Stored items from a collection:
# # # # # # #

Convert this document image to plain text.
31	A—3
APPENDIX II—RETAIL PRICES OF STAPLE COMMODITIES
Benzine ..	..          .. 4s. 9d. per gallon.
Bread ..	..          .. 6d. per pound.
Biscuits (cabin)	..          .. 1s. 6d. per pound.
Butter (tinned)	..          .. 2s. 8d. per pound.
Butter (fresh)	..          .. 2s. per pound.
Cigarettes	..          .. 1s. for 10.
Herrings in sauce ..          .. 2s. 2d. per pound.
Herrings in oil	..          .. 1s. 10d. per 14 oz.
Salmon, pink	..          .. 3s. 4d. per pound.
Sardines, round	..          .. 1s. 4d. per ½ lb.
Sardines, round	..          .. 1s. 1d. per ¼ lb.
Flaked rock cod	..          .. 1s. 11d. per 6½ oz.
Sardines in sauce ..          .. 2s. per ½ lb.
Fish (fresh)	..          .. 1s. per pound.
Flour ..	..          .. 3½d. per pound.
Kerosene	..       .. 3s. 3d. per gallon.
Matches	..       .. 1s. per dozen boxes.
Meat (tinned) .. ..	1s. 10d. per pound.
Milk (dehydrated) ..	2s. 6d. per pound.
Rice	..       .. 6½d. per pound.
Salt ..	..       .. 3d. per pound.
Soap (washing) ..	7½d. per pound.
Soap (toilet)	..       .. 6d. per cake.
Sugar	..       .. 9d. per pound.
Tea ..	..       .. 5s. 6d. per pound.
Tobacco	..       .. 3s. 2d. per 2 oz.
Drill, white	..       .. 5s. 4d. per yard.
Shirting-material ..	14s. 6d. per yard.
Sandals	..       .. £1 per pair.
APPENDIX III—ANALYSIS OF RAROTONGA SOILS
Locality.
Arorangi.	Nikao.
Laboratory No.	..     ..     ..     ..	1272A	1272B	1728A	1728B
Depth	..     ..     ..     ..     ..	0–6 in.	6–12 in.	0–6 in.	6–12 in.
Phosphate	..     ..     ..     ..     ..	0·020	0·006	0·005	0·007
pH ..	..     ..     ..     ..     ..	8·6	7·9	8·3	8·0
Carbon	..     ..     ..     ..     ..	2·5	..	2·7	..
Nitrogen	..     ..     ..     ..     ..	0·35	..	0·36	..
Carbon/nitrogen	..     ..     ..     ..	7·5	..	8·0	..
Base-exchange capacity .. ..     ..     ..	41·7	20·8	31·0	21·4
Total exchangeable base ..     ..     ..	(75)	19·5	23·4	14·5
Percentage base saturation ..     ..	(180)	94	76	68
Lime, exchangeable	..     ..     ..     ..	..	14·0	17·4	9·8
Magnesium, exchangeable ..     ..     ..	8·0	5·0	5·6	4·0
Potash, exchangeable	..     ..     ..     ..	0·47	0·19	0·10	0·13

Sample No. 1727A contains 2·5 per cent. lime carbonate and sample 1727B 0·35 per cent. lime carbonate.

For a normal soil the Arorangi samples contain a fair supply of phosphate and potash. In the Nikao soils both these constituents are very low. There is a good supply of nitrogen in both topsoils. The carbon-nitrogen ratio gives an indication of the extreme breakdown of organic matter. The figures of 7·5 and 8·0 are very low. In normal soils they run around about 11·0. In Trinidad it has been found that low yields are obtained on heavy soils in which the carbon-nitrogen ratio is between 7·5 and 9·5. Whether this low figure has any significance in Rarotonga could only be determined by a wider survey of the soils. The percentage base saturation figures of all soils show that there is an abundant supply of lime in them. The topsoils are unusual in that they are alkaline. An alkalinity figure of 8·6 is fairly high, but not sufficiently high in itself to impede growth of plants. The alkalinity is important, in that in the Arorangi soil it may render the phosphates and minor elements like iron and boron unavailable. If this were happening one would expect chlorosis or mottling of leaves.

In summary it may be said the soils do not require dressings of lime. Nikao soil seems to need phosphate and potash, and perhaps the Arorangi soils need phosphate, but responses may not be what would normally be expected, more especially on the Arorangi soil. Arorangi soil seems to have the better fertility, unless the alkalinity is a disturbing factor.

# # # # # # #

Return all of the entries exactly as they were supplied.

Convert this document image to plain text.
31	A—3
APPENDIX II—RETAIL PRICES OF STAPLE COMMODITIES
Benzine ..	..          .. 4s. 9d. per gallon.
Bread ..	..          .. 6d. per pound.
Biscuits (cabin)	..          .. 1s. 6d. per pound.
Butter (tinned)	..          .. 2s. 8d. per pound.
Butter (fresh)	..          .. 2s. per pound.
Cigarettes	..          .. 1s. for 10.
Herrings in sauce ..          .. 2s. 2d. per pound.
Herrings in oil	..          .. 1s. 10d. per 14 oz.
Salmon, pink	..          .. 3s. 4d. per pound.
Sardines, round	..          .. 1s. 4d. per ½ lb.
Sardines, round	..          .. 1s. 1d. per ¼ lb.
Flaked rock cod	..          .. 1s. 11d. per 6½ oz.
Sardines in sauce ..          .. 2s. per ½ lb.
Fish (fresh)	..          .. 1s. per pound.
Flour ..	..          .. 3½d. per pound.
Kerosene	..       .. 3s. 3d. per gallon.
Matches	..       .. 1s. per dozen boxes.
Meat (tinned) .. ..	1s. 10d. per pound.
Milk (dehydrated) ..	2s. 6d. per pound.
Rice	..       .. 6½d. per pound.
Salt ..	..       .. 3d. per pound.
Soap (washing) ..	7½d. per pound.
Soap (toilet)	..       .. 6d. per cake.
Sugar	..       .. 9d. per pound.
Tea ..	..       .. 5s. 6d. per pound.
Tobacco	..       .. 3s. 2d. per 2 oz.
Drill, white	..       .. 5s. 4d. per yard.
Shirting-material ..	14s. 6d. per yard.
Sandals	..       .. £1 per pair.
APPENDIX III—ANALYSIS OF RAROTONGA SOILS
Locality.
Arorangi.	Nikao.
Laboratory No.	..     ..     ..     ..	1272A	1272B	1728A	1728B
Depth	..     ..     ..     ..     ..	0–6 in.	6–12 in.	0–6 in.	6–12 in.
Phosphate	..     ..     ..     ..     ..	0·020	0·006	0·005	0·007
pH ..	..     ..     ..     ..     ..	8·6	7·9	8·3	8·0
Carbon	..     ..     ..     ..     ..	2·5	..	2·7	..
Nitrogen	..     ..     ..     ..     ..	0·35	..	0·36	..
Carbon/nitrogen	..     ..     ..     ..	7·5	..	8·0	..
Base-exchange capacity .. ..     ..     ..	41·7	20·8	31·0	21·4
Total exchangeable base ..     ..     ..	(75)	19·5	23·4	14·5
Percentage base saturation ..     ..	(180)	94	76	68
Lime, exchangeable	..     ..     ..     ..	..	14·0	17·4	9·8
Magnesium, exchangeable ..     ..     ..	8·0	5·0	5·6	4·0
Potash, exchangeable	..     ..     ..     ..	0·47	0·19	0·10	0·13

Sample No. 1727A contains 2·5 per cent. lime carbonate and sample 1727B 0·35 per cent. lime carbonate.

For a normal soil the Arorangi samples contain a fair supply of phosphate and potash. In the Nikao soils both these constituents are very low. There is a good supply of nitrogen in both topsoils. The carbon-nitrogen ratio gives an indication of the extreme breakdown of organic matter. The figures of 7·5 and 8·0 are very low. In normal soils they run around about 11·0. In Trinidad it has been found that low yields are obtained on heavy soils in which the carbon-nitrogen ratio is between 7·5 and 9·5. Whether this low figure has any significance in Rarotonga could only be determined by a wider survey of the soils. The percentage base saturation figures of all soils show that there is an abundant supply of lime in them. The topsoils are unusual in that they are alkaline. An alkalinity figure of 8·6 is fairly high, but not sufficiently high in itself to impede growth of plants. The alkalinity is important, in that in the Arorangi soil it may render the phosphates and minor elements like iron and boron unavailable. If this were happening one would expect chlorosis or mottling of leaves.

In summary it may be said the soils do not require dressings of lime. Nikao soil seems to need phosphate and potash, and perhaps the Arorangi soils need phosphate, but responses may not be what would normally be expected, more especially on the Arorangi soil. Arorangi soil seems to have the better fertility, unless the alkalinity is a disturbing factor.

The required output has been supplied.